» **Data provided**:
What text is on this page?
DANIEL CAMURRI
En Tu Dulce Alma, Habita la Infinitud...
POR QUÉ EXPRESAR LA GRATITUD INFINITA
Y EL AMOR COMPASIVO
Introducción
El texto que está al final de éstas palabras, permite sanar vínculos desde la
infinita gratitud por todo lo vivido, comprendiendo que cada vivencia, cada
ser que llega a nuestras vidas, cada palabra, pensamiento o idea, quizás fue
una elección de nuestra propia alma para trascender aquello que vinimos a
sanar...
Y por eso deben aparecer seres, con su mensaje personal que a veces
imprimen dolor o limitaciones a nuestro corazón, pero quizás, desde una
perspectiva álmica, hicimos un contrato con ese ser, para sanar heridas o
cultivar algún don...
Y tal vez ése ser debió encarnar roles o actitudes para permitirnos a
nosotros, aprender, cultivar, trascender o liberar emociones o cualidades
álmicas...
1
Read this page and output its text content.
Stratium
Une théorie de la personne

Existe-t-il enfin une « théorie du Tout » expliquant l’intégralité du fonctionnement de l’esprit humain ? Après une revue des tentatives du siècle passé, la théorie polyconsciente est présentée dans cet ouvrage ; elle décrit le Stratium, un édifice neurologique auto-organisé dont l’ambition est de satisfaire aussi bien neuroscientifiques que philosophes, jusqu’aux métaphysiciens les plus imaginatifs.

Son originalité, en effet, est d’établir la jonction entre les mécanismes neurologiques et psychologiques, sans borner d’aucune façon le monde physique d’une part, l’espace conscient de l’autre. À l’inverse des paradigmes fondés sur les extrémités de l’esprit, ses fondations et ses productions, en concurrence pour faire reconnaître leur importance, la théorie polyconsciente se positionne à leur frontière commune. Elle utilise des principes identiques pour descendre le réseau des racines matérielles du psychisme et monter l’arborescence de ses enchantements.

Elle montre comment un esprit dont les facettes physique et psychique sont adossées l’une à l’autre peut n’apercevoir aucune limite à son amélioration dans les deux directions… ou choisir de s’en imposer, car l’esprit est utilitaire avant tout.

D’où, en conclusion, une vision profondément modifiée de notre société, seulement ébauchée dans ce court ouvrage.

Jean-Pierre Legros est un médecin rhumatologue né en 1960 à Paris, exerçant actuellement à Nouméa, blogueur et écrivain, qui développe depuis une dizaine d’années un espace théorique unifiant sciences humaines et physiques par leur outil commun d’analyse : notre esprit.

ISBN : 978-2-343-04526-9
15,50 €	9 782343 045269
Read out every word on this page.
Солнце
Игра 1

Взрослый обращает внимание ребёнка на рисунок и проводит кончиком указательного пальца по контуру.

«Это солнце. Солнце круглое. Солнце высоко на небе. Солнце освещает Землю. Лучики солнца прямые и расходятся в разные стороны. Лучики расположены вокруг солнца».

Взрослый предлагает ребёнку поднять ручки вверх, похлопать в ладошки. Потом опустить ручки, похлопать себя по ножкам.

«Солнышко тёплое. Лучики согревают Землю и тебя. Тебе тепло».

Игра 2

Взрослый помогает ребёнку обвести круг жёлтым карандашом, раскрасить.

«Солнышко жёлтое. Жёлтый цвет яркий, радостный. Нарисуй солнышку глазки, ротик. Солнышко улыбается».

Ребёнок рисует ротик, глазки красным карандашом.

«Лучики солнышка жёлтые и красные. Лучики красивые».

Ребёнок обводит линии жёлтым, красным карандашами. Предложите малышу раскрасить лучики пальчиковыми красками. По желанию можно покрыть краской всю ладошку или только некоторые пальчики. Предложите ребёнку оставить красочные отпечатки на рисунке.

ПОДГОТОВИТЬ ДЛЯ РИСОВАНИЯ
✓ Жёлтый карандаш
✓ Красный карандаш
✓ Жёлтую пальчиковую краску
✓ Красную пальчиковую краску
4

» **Task goal**:
Repeat the listing above without any change.

» **Answer to this exercise**:
What text is on this page?
DANIEL CAMURRI
En Tu Dulce Alma, Habita la Infinitud...
POR QUÉ EXPRESAR LA GRATITUD INFINITA
Y EL AMOR COMPASIVO
Introducción
El texto que está al final de éstas palabras, permite sanar vínculos desde la
infinita gratitud por todo lo vivido, comprendiendo que cada vivencia, cada
ser que llega a nuestras vidas, cada palabra, pensamiento o idea, quizás fue
una elección de nuestra propia alma para trascender aquello que vinimos a
sanar...
Y por eso deben aparecer seres, con su mensaje personal que a veces
imprimen dolor o limitaciones a nuestro corazón, pero quizás, desde una
perspectiva álmica, hicimos un contrato con ese ser, para sanar heridas o
cultivar algún don...
Y tal vez ése ser debió encarnar roles o actitudes para permitirnos a
nosotros, aprender, cultivar, trascender o liberar emociones o cualidades
álmicas...
1
Read this page and output its text content.
Stratium
Une théorie de la personne

Existe-t-il enfin une « théorie du Tout » expliquant l’intégralité du fonctionnement de l’esprit humain ? Après une revue des tentatives du siècle passé, la théorie polyconsciente est présentée dans cet ouvrage ; elle décrit le Stratium, un édifice neurologique auto-organisé dont l’ambition est de satisfaire aussi bien neuroscientifiques que philosophes, jusqu’aux métaphysiciens les plus imaginatifs.

Son originalité, en effet, est d’établir la jonction entre les mécanismes neurologiques et psychologiques, sans borner d’aucune façon le monde physique d’une part, l’espace conscient de l’autre. À l’inverse des paradigmes fondés sur les extrémités de l’esprit, ses fondations et ses productions, en concurrence pour faire reconnaître leur importance, la théorie polyconsciente se positionne à leur frontière commune. Elle utilise des principes identiques pour descendre le réseau des racines matérielles du psychisme et monter l’arborescence de ses enchantements.

Elle montre comment un esprit dont les facettes physique et psychique sont adossées l’une à l’autre peut n’apercevoir aucune limite à son amélioration dans les deux directions… ou choisir de s’en imposer, car l’esprit est utilitaire avant tout.

D’où, en conclusion, une vision profondément modifiée de notre société, seulement ébauchée dans ce court ouvrage.

Jean-Pierre Legros est un médecin rhumatologue né en 1960 à Paris, exerçant actuellement à Nouméa, blogueur et écrivain, qui développe depuis une dizaine d’années un espace théorique unifiant sciences humaines et physiques par leur outil commun d’analyse : notre esprit.

ISBN : 978-2-343-04526-9
15,50 €	9 782343 045269
Read out every word on this page.
Солнце
Игра 1

Взрослый обращает внимание ребёнка на рисунок и проводит кончиком указательного пальца по контуру.

«Это солнце. Солнце круглое. Солнце высоко на небе. Солнце освещает Землю. Лучики солнца прямые и расходятся в разные стороны. Лучики расположены вокруг солнца».

Взрослый предлагает ребёнку поднять ручки вверх, похлопать в ладошки. Потом опустить ручки, похлопать себя по ножкам.

«Солнышко тёплое. Лучики согревают Землю и тебя. Тебе тепло».

Игра 2

Взрослый помогает ребёнку обвести круг жёлтым карандашом, раскрасить.

«Солнышко жёлтое. Жёлтый цвет яркий, радостный. Нарисуй солнышку глазки, ротик. Солнышко улыбается».

Ребёнок рисует ротик, глазки красным карандашом.

«Лучики солнышка жёлтые и красные. Лучики красивые».

Ребёнок обводит линии жёлтым, красным карандашами. Предложите малышу раскрасить лучики пальчиковыми красками. По желанию можно покрыть краской всю ладошку или только некоторые пальчики. Предложите ребёнку оставить красочные отпечатки на рисунке.

ПОДГОТОВИТЬ ДЛЯ РИСОВАНИЯ
✓ Жёлтый карандаш
✓ Красный карандаш
✓ Жёлтую пальчиковую краску
✓ Красную пальчиковую краску
4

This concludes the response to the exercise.